[What you need to do]
Print out every line, exactly as written.
----
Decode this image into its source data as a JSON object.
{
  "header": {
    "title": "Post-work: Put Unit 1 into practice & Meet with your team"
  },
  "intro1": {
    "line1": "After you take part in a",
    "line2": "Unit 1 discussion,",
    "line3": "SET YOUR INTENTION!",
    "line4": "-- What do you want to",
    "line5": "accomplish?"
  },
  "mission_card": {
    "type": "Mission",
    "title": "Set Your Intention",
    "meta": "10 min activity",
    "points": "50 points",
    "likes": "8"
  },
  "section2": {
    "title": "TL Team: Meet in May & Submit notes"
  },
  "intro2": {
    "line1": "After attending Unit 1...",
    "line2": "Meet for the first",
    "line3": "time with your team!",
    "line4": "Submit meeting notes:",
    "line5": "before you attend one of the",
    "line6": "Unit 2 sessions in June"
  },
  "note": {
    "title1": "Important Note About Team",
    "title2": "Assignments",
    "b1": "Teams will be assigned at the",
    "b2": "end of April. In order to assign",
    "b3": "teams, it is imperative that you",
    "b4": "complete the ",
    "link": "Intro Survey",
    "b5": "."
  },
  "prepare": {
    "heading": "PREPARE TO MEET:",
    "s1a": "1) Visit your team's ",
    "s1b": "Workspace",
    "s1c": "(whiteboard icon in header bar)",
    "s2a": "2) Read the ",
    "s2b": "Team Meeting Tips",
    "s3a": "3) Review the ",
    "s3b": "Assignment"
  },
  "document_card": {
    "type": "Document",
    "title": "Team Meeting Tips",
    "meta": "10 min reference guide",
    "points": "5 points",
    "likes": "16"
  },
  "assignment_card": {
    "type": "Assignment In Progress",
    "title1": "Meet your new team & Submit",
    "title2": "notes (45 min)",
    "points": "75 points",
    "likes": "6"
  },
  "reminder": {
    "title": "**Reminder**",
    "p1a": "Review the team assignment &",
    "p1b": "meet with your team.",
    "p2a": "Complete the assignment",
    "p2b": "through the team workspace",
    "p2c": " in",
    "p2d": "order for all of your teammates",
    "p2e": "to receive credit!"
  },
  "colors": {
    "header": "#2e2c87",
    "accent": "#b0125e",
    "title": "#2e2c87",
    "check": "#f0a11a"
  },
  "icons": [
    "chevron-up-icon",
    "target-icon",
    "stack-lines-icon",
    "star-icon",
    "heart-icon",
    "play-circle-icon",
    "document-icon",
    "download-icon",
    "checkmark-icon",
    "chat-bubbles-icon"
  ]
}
----
[Reply]
Decode this image into its source data as a JSON object.
{
  "header": {
    "title": "Post-work: Put Unit 1 into practice & Meet with your team"
  },
  "intro1": {
    "line1": "After you take part in a",
    "line2": "Unit 1 discussion,",
    "line3": "SET YOUR INTENTION!",
    "line4": "-- What do you want to",
    "line5": "accomplish?"
  },
  "mission_card": {
    "type": "Mission",
    "title": "Set Your Intention",
    "meta": "10 min activity",
    "points": "50 points",
    "likes": "8"
  },
  "section2": {
    "title": "TL Team: Meet in May & Submit notes"
  },
  "intro2": {
    "line1": "After attending Unit 1...",
    "line2": "Meet for the first",
    "line3": "time with your team!",
    "line4": "Submit meeting notes:",
    "line5": "before you attend one of the",
    "line6": "Unit 2 sessions in June"
  },
  "note": {
    "title1": "Important Note About Team",
    "title2": "Assignments",
    "b1": "Teams will be assigned at the",
    "b2": "end of April. In order to assign",
    "b3": "teams, it is imperative that you",
    "b4": "complete the ",
    "link": "Intro Survey",
    "b5": "."
  },
  "prepare": {
    "heading": "PREPARE TO MEET:",
    "s1a": "1) Visit your team's ",
    "s1b": "Workspace",
    "s1c": "(whiteboard icon in header bar)",
    "s2a": "2) Read the ",
    "s2b": "Team Meeting Tips",
    "s3a": "3) Review the ",
    "s3b": "Assignment"
  },
  "document_card": {
    "type": "Document",
    "title": "Team Meeting Tips",
    "meta": "10 min reference guide",
    "points": "5 points",
    "likes": "16"
  },
  "assignment_card": {
    "type": "Assignment In Progress",
    "title1": "Meet your new team & Submit",
    "title2": "notes (45 min)",
    "points": "75 points",
    "likes": "6"
  },
  "reminder": {
    "title": "**Reminder**",
    "p1a": "Review the team assignment &",
    "p1b": "meet with your team.",
    "p2a": "Complete the assignment",
    "p2b": "through the team workspace",
    "p2c": " in",
    "p2d": "order for all of your teammates",
    "p2e": "to receive credit!"
  },
  "colors": {
    "header": "#2e2c87",
    "accent": "#b0125e",
    "title": "#2e2c87",
    "check": "#f0a11a"
  },
  "icons": [
    "chevron-up-icon",
    "target-icon",
    "stack-lines-icon",
    "star-icon",
    "heart-icon",
    "play-circle-icon",
    "document-icon",
    "download-icon",
    "checkmark-icon",
    "chat-bubbles-icon"
  ]
}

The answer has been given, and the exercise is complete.